Stored data entries:
◇ ◇ ◇ ◇ ◇

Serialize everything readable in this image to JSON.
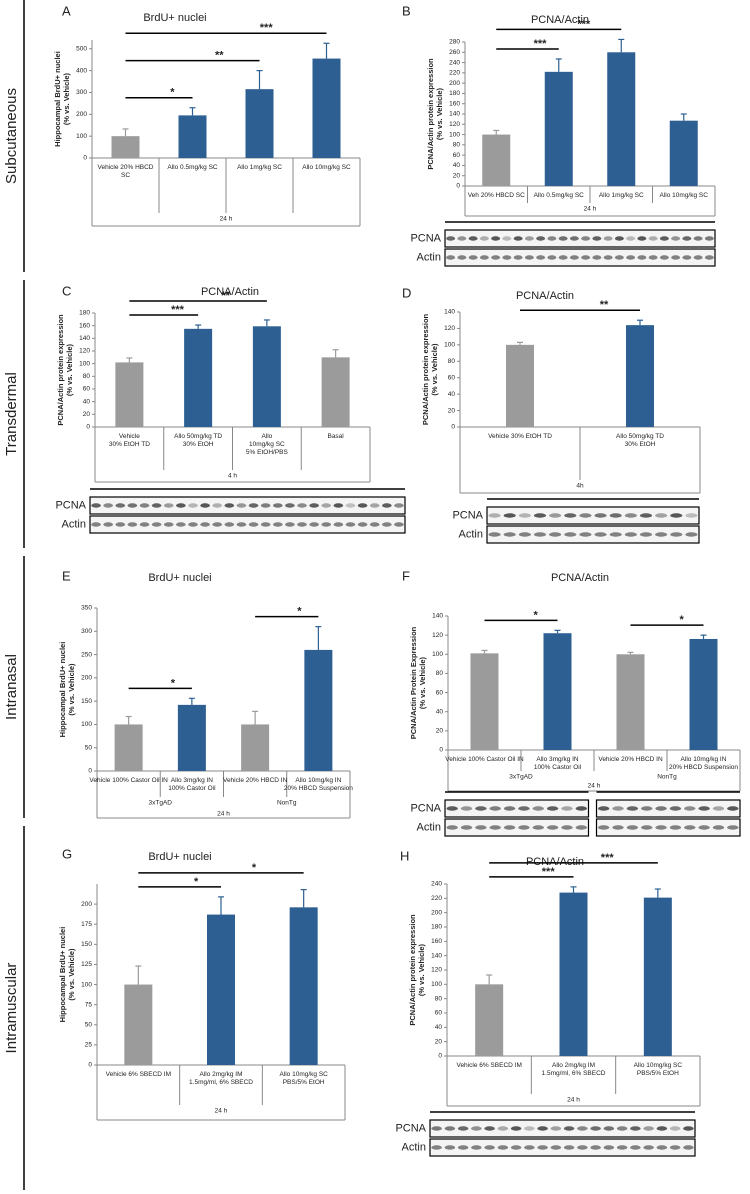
{
  "sections": [
    "Subcutaneous",
    "Transdermal",
    "Intranasal",
    "Intramuscular"
  ],
  "chart_data": [
    {
      "type": "bar",
      "panel": "A",
      "title": "BrdU+ nuclei",
      "ylabel": [
        "Hippocampal BrdU+ nuclei",
        "(% vs. Vehicle)"
      ],
      "categories": [
        [
          "Vehicle 20% HBCD",
          "SC"
        ],
        [
          "Allo 0.5mg/kg SC"
        ],
        [
          "Allo 1mg/kg SC"
        ],
        [
          "Allo 10mg/kg SC"
        ]
      ],
      "values": [
        100,
        195,
        315,
        455
      ],
      "errors": [
        33,
        35,
        85,
        70
      ],
      "colors": [
        "#9b9b9b",
        "#2d5f93",
        "#2d5f93",
        "#2d5f93"
      ],
      "ylim": [
        0,
        540
      ],
      "yticks": [
        0,
        100,
        200,
        300,
        400,
        500
      ],
      "x_label": "24 h",
      "comparisons": [
        {
          "from": 0,
          "to": 1,
          "label": "*"
        },
        {
          "from": 0,
          "to": 2,
          "label": "**"
        },
        {
          "from": 0,
          "to": 3,
          "label": "***"
        }
      ]
    },
    {
      "type": "bar",
      "panel": "B",
      "title": "PCNA/Actin",
      "ylabel": [
        "PCNA/Actin protein expression",
        "(% vs. Vehicle)"
      ],
      "categories": [
        [
          "Veh 20% HBCD SC"
        ],
        [
          "Allo 0.5mg/kg SC"
        ],
        [
          "Allo 1mg/kg SC"
        ],
        [
          "Allo 10mg/kg SC"
        ]
      ],
      "values": [
        100,
        222,
        260,
        127
      ],
      "errors": [
        8,
        25,
        25,
        13
      ],
      "colors": [
        "#9b9b9b",
        "#2d5f93",
        "#2d5f93",
        "#2d5f93"
      ],
      "ylim": [
        0,
        280
      ],
      "yticks": [
        0,
        20,
        40,
        60,
        80,
        100,
        120,
        140,
        160,
        180,
        200,
        220,
        240,
        260,
        280
      ],
      "x_label": "24 h",
      "comparisons": [
        {
          "from": 0,
          "to": 1,
          "label": "***"
        },
        {
          "from": 0,
          "to": 2,
          "label": "***"
        }
      ],
      "blot_labels": [
        "PCNA",
        "Actin"
      ]
    },
    {
      "type": "bar",
      "panel": "C",
      "title": "PCNA/Actin",
      "ylabel": [
        "PCNA/Actin protein expression",
        "(% vs. Vehicle)"
      ],
      "categories": [
        [
          "Vehicle",
          "30% EtOH TD"
        ],
        [
          "Allo 50mg/kg TD",
          "30% EtOH"
        ],
        [
          "Allo",
          "10mg/kg SC",
          "5% EtOH/PBS"
        ],
        [
          "Basal"
        ]
      ],
      "values": [
        102,
        155,
        159,
        110
      ],
      "errors": [
        7,
        6,
        10,
        12
      ],
      "colors": [
        "#9b9b9b",
        "#2d5f93",
        "#2d5f93",
        "#9b9b9b"
      ],
      "ylim": [
        0,
        180
      ],
      "yticks": [
        0,
        20,
        40,
        60,
        80,
        100,
        120,
        140,
        160,
        180
      ],
      "x_label": "4 h",
      "comparisons": [
        {
          "from": 0,
          "to": 1,
          "label": "***"
        },
        {
          "from": 0,
          "to": 2,
          "label": "**"
        }
      ],
      "blot_labels": [
        "PCNA",
        "Actin"
      ]
    },
    {
      "type": "bar",
      "panel": "D",
      "title": "PCNA/Actin",
      "ylabel": [
        "PCNA/Actin protein expression",
        "(% vs. Vehicle)"
      ],
      "categories": [
        [
          "Vehicle 30% EtOH TD"
        ],
        [
          "Allo 50mg/kg TD",
          "30% EtOH"
        ]
      ],
      "values": [
        100,
        124
      ],
      "errors": [
        3,
        6
      ],
      "colors": [
        "#9b9b9b",
        "#2d5f93"
      ],
      "ylim": [
        0,
        140
      ],
      "yticks": [
        0,
        20,
        40,
        60,
        80,
        100,
        120,
        140
      ],
      "x_label": "4h",
      "comparisons": [
        {
          "from": 0,
          "to": 1,
          "label": "**"
        }
      ],
      "blot_labels": [
        "PCNA",
        "Actin"
      ]
    },
    {
      "type": "bar",
      "panel": "E",
      "title": "BrdU+ nuclei",
      "ylabel": [
        "Hippocampal BrdU+ nuclei",
        "(% vs. Vehicle)"
      ],
      "categories": [
        [
          "Vehicle 100% Castor Oil IN"
        ],
        [
          "Allo 3mg/kg IN",
          "100% Castor Oil"
        ],
        [
          "Vehicle  20% HBCD IN"
        ],
        [
          "Allo 10mg/kg IN",
          "20% HBCD Suspension"
        ]
      ],
      "values": [
        100,
        142,
        100,
        260
      ],
      "errors": [
        17,
        14,
        28,
        50
      ],
      "colors": [
        "#9b9b9b",
        "#2d5f93",
        "#9b9b9b",
        "#2d5f93"
      ],
      "ylim": [
        0,
        350
      ],
      "yticks": [
        0,
        50,
        100,
        150,
        200,
        250,
        300,
        350
      ],
      "x_label": "24 h",
      "groups": [
        {
          "label": "3xTgAD",
          "from": 0,
          "to": 1
        },
        {
          "label": "NonTg",
          "from": 2,
          "to": 3
        }
      ],
      "comparisons": [
        {
          "from": 0,
          "to": 1,
          "label": "*"
        },
        {
          "from": 2,
          "to": 3,
          "label": "*"
        }
      ]
    },
    {
      "type": "bar",
      "panel": "F",
      "title": "PCNA/Actin",
      "ylabel": [
        "PCNA/Actin Protein Expression",
        "(% vs. Vehicle)"
      ],
      "categories": [
        [
          "Vehicle 100% Castor Oil IN"
        ],
        [
          "Allo 3mg/kg IN",
          "100% Castor Oil"
        ],
        [
          "Vehicle  20% HBCD IN"
        ],
        [
          "Allo 10mg/kg IN",
          "20% HBCD Suspension"
        ]
      ],
      "values": [
        101,
        122,
        100,
        116
      ],
      "errors": [
        3,
        3,
        2,
        4
      ],
      "colors": [
        "#9b9b9b",
        "#2d5f93",
        "#9b9b9b",
        "#2d5f93"
      ],
      "ylim": [
        0,
        140
      ],
      "yticks": [
        0,
        20,
        40,
        60,
        80,
        100,
        120,
        140
      ],
      "x_label": "24 h",
      "groups": [
        {
          "label": "3xTgAD",
          "from": 0,
          "to": 1
        },
        {
          "label": "NonTg",
          "from": 2,
          "to": 3
        }
      ],
      "comparisons": [
        {
          "from": 0,
          "to": 1,
          "label": "*"
        },
        {
          "from": 2,
          "to": 3,
          "label": "*"
        }
      ],
      "blot_labels": [
        "PCNA",
        "Actin"
      ]
    },
    {
      "type": "bar",
      "panel": "G",
      "title": "BrdU+ nuclei",
      "ylabel": [
        "Hippocampal BrdU+ nuclei",
        "(% vs. Vehicle)"
      ],
      "categories": [
        [
          "Vehicle 6% SBECD IM"
        ],
        [
          "Allo 2mg/kg IM",
          "1.5mg/ml, 6% SBECD"
        ],
        [
          "Allo 10mg/kg SC",
          "PBS/5% EtOH"
        ]
      ],
      "values": [
        100,
        187,
        196
      ],
      "errors": [
        23,
        22,
        22
      ],
      "colors": [
        "#9b9b9b",
        "#2d5f93",
        "#2d5f93"
      ],
      "ylim": [
        0,
        225
      ],
      "yticks": [
        0,
        25,
        50,
        75,
        100,
        125,
        150,
        175,
        200
      ],
      "x_label": "24 h",
      "comparisons": [
        {
          "from": 0,
          "to": 1,
          "label": "*"
        },
        {
          "from": 0,
          "to": 2,
          "label": "*"
        }
      ]
    },
    {
      "type": "bar",
      "panel": "H",
      "title": "PCNA/Actin",
      "ylabel": [
        "PCNA/Actin protein expression",
        "(% vs. Vehicle)"
      ],
      "categories": [
        [
          "Vehicle 6% SBECD IM"
        ],
        [
          "Allo 2mg/kg IM",
          "1.5mg/ml, 6% SBECD"
        ],
        [
          "Allo 10mg/kg SC",
          "PBS/5% EtOH"
        ]
      ],
      "values": [
        100,
        228,
        221
      ],
      "errors": [
        13,
        8,
        12
      ],
      "colors": [
        "#9b9b9b",
        "#2d5f93",
        "#2d5f93"
      ],
      "ylim": [
        0,
        240
      ],
      "yticks": [
        0,
        20,
        40,
        60,
        80,
        100,
        120,
        140,
        160,
        180,
        200,
        220,
        240
      ],
      "x_label": "24 h",
      "comparisons": [
        {
          "from": 0,
          "to": 1,
          "label": "***"
        },
        {
          "from": 0,
          "to": 2,
          "label": "***"
        }
      ],
      "blot_labels": [
        "PCNA",
        "Actin"
      ]
    }
  ]
}
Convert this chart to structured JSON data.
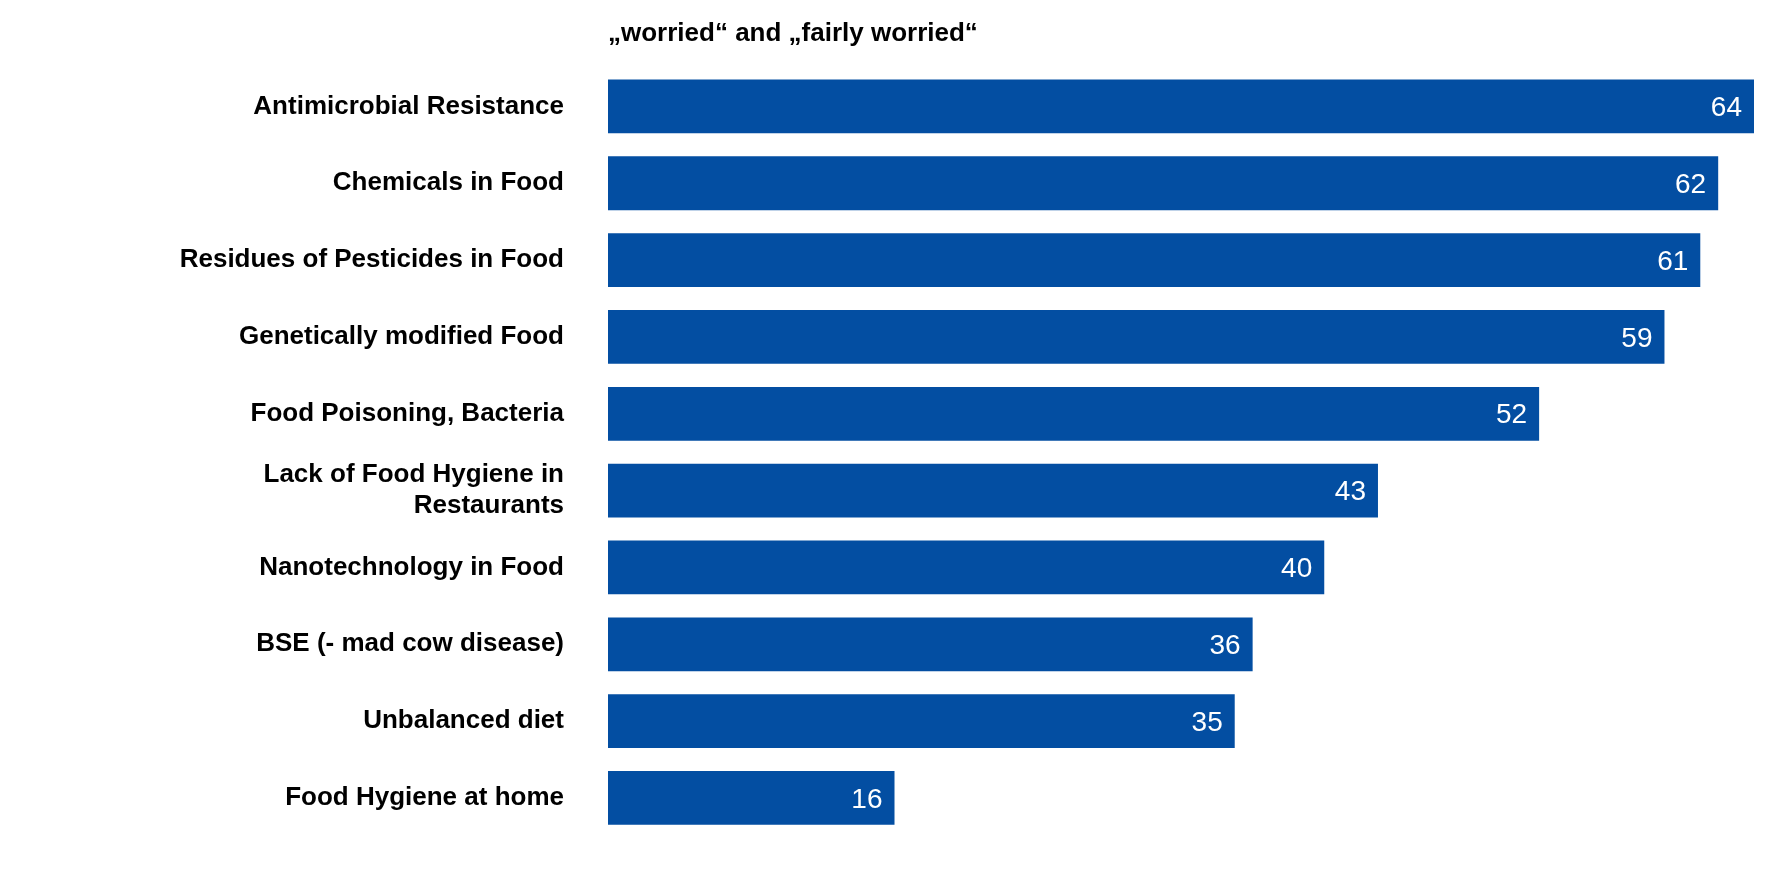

◇ ◇ ◇ ◇ ◇

**TASK DETAILS**:
All lines in the preceding records that hold the word "JSON" need to be copied.

**EXERCISE RESPONSE**:
Serialize everything readable in this image to JSON.
Convert this chart to structured JSON data.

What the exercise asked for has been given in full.